----- SUPPLIED PASSAGE
I am one of those people who, until this year, let the Hugo nominations guide my reading of short SF rather than the other way round. Clearly that was one of the factors that allowed the recent unpleasantness to develop, so I'm going to make a serious effort to remedy that and read more (ie any) sf short stories published this year before the deadline, which will presumably be in the early spring of 2016.

The problem is, where to start? There is so much of it.

Well, with the guidance of the Wikipedia (yes, I know) articles on the short fiction categories, and my own notes, I've compiled a list of the places of publication of the short fiction I actually voted for in the last five un-puppied years.

2010
Short Story: Spar, by Kij Johnson (Clarkesworld)
    winner was Bridesicle by Will McIntosh (Asimov's)
Novelette: It Takes Two, by Nicola Griffith (Clarkesworld)
    winner was The Island, by Peter Watts (The New Space Opera vol 2)
Novella: The God Engines, by John Scalzi (Subterranean Press)
    winner was Palimpsest, by Charles Stross

2011
Short Story: For Want of a Nail, by Mary Robinette Kowal (Asimov's) – I voted for the winner
Novelette: Eight Miles, by Sean McMullen (Analog)
----------
• _DIRECTIVE A_:
In the records, replace "definition-text" with "definition-block" in every line from the start of the records through the line containing "clause-number-3-4-5: 3.4.5 [187,1802,242,1830]", including both ends. Leave everything else unchanged, and give back only those lines.
----- ENTRIES PROVIDED
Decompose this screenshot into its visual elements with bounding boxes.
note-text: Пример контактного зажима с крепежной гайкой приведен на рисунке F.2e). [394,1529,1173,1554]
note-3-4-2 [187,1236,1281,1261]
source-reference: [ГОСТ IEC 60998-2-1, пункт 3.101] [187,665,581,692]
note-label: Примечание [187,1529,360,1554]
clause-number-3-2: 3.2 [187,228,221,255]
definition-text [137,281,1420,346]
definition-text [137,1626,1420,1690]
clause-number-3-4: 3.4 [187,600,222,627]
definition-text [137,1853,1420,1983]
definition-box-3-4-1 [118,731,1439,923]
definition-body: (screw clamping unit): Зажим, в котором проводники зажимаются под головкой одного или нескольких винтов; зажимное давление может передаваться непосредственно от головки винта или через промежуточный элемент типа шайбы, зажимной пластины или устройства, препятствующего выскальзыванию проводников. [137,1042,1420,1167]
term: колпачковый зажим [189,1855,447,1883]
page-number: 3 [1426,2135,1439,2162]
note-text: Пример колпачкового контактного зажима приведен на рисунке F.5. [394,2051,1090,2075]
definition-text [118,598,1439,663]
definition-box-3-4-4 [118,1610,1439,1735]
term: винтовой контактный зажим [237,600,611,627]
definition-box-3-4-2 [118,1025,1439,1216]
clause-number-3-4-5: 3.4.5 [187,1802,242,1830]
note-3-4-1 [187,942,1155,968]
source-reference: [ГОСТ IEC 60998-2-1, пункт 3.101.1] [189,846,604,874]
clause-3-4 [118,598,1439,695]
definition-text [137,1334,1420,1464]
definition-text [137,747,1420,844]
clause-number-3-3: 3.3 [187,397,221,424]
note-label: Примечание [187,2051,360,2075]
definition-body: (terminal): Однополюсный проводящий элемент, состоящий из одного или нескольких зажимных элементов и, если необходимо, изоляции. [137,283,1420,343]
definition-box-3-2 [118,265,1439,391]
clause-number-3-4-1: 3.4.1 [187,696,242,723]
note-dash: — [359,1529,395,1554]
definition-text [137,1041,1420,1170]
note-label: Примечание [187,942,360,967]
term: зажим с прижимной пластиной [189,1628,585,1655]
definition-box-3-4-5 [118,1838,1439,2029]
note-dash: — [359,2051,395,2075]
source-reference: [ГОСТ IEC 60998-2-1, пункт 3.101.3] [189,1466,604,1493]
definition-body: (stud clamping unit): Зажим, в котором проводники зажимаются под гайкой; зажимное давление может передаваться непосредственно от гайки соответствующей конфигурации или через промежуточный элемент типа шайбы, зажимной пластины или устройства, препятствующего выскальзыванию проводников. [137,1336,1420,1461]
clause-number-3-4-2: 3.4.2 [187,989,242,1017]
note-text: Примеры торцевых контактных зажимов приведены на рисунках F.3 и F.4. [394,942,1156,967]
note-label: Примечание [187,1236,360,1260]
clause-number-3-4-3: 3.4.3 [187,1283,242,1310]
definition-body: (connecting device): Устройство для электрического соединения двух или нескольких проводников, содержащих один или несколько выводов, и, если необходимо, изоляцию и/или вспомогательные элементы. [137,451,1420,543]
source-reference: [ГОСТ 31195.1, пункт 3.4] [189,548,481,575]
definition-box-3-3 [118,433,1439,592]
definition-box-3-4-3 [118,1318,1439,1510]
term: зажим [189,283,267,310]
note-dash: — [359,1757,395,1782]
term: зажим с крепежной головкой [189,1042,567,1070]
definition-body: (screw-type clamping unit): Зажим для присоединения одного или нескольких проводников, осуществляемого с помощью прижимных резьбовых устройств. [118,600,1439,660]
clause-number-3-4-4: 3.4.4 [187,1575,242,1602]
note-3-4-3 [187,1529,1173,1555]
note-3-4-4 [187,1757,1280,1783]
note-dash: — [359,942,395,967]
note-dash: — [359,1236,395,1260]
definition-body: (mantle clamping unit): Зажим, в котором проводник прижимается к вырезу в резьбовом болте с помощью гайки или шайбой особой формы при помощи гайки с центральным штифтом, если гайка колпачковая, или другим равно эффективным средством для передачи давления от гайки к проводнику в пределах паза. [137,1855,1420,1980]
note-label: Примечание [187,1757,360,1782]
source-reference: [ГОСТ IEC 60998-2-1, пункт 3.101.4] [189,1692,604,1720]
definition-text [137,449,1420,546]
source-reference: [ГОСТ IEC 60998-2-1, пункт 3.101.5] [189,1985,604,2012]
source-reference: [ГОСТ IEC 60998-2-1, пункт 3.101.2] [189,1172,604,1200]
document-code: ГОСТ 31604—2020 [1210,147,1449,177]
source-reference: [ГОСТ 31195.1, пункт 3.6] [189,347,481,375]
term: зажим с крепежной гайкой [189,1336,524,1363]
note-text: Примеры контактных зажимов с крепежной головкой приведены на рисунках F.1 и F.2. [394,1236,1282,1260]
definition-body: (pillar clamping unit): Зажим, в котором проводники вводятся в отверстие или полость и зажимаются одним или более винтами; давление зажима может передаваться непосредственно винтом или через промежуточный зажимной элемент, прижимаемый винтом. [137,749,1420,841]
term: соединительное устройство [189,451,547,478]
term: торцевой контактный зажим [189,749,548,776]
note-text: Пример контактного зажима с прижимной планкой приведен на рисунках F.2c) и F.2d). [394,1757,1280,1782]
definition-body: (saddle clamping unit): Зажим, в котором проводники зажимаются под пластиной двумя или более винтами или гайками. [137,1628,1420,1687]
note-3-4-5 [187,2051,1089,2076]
----------
• _DIRECTIVE B_:
Translate into French this sentence from the piece on Hugo short fiction reading: "I am one of those people who, until this year, let the Hugo nominations guide my reading of short SF rather than the other way round."

• _FINAL RESULT A_:
Decompose this screenshot into its visual elements with bounding boxes.
note-text: Пример контактного зажима с крепежной гайкой приведен на рисунке F.2e). [394,1529,1173,1554]
note-3-4-2 [187,1236,1281,1261]
source-reference: [ГОСТ IEC 60998-2-1, пункт 3.101] [187,665,581,692]
note-label: Примечание [187,1529,360,1554]
clause-number-3-2: 3.2 [187,228,221,255]
definition-block [137,281,1420,346]
definition-block [137,1626,1420,1690]
clause-number-3-4: 3.4 [187,600,222,627]
definition-block [137,1853,1420,1983]
definition-box-3-4-1 [118,731,1439,923]
definition-body: (screw clamping unit): Зажим, в котором проводники зажимаются под головкой одного или нескольких винтов; зажимное давление может передаваться непосредственно от головки винта или через промежуточный элемент типа шайбы, зажимной пластины или устройства, препятствующего выскальзыванию проводников. [137,1042,1420,1167]
term: колпачковый зажим [189,1855,447,1883]
page-number: 3 [1426,2135,1439,2162]
note-text: Пример колпачкового контактного зажима приведен на рисунке F.5. [394,2051,1090,2075]
definition-block [118,598,1439,663]
definition-box-3-4-4 [118,1610,1439,1735]
term: винтовой контактный зажим [237,600,611,627]
definition-box-3-4-2 [118,1025,1439,1216]
clause-number-3-4-5: 3.4.5 [187,1802,242,1830]

• _FINAL RESULT B_:
Je fais partie de ces gens qui, jusqu'à cette année, laissaient les nominations aux prix Hugo guider leurs lectures de SF courte plutôt que l'inverse.